Return every line of the data below that includes the string "somthing".

****

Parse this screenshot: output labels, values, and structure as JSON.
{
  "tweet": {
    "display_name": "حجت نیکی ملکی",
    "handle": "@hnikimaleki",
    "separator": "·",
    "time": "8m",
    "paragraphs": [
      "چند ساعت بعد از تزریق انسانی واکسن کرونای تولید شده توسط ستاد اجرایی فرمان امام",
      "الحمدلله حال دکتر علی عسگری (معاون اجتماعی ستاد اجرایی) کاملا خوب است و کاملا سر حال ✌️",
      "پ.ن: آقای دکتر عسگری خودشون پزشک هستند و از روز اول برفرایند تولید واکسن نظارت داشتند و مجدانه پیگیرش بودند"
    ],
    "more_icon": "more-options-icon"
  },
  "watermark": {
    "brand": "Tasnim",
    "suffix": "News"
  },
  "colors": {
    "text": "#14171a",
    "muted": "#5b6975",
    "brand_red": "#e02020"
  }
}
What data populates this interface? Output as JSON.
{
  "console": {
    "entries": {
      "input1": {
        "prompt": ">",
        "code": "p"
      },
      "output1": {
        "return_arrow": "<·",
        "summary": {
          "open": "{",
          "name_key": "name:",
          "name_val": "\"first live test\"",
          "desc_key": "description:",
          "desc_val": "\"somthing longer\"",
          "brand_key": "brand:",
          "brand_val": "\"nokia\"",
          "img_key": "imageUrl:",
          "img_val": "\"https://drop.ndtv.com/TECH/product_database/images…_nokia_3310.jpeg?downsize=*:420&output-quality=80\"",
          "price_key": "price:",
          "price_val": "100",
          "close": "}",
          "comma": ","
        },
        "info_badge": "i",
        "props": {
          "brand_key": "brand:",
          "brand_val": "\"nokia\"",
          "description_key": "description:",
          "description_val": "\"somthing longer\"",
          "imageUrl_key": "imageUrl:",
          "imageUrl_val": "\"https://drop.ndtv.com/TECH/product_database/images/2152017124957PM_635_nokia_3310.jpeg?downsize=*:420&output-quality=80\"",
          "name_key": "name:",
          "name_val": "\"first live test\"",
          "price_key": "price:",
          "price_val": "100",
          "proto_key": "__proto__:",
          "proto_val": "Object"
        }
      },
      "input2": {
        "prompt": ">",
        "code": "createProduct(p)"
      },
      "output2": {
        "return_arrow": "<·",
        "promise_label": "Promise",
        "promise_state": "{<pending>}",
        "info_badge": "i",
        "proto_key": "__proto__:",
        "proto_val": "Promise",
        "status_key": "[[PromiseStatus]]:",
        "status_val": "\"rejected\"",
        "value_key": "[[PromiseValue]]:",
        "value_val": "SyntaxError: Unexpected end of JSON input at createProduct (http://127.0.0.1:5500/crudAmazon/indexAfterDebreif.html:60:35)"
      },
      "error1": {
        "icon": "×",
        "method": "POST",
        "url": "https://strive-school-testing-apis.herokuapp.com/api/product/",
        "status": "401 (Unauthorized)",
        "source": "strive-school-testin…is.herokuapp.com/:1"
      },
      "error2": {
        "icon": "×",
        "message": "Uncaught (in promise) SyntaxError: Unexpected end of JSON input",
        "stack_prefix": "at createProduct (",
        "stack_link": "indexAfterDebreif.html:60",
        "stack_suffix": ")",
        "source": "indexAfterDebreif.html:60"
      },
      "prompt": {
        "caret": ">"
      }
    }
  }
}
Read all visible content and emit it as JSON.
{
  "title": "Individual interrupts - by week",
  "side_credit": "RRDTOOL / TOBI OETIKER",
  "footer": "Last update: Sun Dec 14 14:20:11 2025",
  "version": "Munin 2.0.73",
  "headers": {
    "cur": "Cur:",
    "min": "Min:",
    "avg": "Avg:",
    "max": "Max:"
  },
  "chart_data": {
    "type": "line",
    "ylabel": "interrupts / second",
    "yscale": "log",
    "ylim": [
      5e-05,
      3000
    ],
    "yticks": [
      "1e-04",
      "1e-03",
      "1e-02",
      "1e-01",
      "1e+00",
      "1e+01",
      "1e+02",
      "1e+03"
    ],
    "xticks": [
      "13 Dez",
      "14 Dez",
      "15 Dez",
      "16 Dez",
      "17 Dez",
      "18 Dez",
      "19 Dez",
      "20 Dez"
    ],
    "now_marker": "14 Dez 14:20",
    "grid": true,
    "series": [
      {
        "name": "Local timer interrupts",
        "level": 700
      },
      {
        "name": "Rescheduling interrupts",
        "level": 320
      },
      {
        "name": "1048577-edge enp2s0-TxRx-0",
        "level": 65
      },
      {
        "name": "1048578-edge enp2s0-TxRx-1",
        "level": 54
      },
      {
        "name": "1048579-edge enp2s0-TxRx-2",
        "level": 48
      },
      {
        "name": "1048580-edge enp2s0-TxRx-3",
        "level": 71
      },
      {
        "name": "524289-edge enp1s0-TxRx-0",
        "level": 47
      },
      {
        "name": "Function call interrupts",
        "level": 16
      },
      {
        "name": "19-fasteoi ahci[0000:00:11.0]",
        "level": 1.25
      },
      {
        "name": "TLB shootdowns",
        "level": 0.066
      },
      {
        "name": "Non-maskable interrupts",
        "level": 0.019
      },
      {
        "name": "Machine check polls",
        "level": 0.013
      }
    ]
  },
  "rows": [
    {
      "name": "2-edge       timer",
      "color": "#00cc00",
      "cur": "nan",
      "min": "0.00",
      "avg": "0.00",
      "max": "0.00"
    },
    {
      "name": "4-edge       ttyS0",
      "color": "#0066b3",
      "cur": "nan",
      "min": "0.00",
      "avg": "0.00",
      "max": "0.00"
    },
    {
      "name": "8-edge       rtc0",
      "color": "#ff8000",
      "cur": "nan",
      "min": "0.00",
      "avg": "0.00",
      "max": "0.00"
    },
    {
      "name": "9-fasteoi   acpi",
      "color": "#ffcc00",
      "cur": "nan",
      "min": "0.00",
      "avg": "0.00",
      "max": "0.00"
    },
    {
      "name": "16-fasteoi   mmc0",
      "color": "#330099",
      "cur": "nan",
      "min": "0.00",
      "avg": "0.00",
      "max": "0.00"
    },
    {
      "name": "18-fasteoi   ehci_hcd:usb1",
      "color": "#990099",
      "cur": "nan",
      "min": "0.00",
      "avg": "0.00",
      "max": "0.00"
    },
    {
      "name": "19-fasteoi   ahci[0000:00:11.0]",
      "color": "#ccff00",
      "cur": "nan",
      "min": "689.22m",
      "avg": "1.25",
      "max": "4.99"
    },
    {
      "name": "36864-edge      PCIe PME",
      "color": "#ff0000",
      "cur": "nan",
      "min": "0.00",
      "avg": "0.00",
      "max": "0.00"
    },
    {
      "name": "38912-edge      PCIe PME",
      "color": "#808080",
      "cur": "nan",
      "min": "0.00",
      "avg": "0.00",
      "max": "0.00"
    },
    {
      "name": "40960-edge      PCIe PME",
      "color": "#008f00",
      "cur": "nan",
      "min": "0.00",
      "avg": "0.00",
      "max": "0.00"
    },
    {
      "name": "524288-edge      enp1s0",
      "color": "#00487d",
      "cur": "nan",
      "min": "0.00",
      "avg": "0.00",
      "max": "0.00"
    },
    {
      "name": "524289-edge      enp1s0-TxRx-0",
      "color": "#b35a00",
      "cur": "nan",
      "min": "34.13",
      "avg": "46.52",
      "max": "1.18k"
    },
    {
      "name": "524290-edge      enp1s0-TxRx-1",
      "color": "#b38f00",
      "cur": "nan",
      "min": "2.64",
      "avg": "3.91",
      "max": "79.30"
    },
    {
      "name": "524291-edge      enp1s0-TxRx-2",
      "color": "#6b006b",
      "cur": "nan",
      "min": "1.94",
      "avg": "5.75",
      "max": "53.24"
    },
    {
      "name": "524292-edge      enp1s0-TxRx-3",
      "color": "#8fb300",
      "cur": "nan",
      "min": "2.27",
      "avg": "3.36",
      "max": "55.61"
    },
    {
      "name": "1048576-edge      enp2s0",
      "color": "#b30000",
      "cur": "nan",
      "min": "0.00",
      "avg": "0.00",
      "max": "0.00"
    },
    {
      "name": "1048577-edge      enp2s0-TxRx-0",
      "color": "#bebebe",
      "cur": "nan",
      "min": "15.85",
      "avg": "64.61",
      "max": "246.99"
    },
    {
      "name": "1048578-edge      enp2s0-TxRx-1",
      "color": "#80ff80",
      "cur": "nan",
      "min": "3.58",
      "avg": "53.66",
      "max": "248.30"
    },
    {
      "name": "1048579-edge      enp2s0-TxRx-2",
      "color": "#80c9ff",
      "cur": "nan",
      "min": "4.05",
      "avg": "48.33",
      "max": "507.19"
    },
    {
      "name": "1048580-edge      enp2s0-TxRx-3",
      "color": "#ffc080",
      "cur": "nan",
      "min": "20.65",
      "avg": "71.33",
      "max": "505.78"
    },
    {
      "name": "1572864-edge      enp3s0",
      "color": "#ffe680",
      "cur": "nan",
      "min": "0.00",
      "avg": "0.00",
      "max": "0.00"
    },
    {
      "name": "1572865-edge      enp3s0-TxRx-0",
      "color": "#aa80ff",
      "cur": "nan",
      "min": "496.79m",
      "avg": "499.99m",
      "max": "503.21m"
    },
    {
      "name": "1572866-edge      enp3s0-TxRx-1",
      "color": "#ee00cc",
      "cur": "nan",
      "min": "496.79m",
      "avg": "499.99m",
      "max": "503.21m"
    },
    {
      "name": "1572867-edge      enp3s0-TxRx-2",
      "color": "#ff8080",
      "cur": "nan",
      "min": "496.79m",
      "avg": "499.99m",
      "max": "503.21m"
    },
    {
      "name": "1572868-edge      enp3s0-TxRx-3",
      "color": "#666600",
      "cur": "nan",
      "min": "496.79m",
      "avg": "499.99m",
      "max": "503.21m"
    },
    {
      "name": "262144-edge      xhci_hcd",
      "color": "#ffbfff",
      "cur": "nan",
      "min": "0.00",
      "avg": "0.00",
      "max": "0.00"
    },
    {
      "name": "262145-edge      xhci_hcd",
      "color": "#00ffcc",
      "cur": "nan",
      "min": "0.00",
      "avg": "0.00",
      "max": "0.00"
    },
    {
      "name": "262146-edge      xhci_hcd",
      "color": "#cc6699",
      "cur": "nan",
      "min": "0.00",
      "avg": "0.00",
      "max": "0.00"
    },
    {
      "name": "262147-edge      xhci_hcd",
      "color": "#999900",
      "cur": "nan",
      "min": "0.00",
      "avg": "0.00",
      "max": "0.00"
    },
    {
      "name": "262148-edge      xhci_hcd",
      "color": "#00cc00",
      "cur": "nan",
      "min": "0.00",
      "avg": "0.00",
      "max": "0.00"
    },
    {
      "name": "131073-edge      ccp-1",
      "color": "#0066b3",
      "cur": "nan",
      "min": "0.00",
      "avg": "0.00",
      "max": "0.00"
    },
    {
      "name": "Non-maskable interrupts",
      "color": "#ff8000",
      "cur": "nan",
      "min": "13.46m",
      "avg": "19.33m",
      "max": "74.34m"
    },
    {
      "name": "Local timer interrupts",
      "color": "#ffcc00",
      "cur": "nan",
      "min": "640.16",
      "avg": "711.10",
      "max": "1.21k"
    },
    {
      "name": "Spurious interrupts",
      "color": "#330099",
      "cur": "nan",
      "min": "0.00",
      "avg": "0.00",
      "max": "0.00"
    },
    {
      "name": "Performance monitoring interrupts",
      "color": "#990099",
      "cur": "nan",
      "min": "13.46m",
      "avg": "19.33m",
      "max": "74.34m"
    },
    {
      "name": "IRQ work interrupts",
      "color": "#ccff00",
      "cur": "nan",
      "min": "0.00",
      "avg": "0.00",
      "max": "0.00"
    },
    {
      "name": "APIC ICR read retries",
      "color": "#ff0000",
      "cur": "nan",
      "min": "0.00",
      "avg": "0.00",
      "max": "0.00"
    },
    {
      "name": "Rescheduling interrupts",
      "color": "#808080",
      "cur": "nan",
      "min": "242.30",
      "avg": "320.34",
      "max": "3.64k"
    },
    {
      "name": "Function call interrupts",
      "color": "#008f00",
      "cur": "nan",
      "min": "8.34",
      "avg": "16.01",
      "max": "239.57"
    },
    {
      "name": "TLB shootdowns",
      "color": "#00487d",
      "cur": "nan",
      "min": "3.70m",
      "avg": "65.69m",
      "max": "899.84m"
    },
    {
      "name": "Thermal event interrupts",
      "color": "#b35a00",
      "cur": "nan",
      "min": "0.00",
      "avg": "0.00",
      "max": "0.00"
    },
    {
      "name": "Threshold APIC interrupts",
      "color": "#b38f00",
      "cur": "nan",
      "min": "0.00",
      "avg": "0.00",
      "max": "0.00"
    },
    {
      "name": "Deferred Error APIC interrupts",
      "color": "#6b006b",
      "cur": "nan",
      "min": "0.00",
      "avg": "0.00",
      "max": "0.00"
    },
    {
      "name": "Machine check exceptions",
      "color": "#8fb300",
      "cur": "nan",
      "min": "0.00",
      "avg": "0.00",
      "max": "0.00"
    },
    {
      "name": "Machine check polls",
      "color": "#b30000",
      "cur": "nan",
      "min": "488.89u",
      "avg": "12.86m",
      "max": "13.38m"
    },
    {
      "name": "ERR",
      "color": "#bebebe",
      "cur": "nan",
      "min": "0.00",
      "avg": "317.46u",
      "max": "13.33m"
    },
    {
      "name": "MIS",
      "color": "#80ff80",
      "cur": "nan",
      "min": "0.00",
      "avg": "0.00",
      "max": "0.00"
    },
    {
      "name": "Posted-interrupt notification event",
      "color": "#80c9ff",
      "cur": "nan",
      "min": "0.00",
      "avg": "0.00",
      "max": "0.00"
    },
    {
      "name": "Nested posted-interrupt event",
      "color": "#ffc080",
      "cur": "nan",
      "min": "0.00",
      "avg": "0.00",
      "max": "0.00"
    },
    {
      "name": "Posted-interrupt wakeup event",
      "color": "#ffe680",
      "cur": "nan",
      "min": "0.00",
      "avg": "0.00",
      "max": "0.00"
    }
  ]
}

****

▶ [ANSWER FOR THIS EXERCISE]:
          "desc_val": "\"somthing longer\"",
          "description_val": "\"somthing longer\"",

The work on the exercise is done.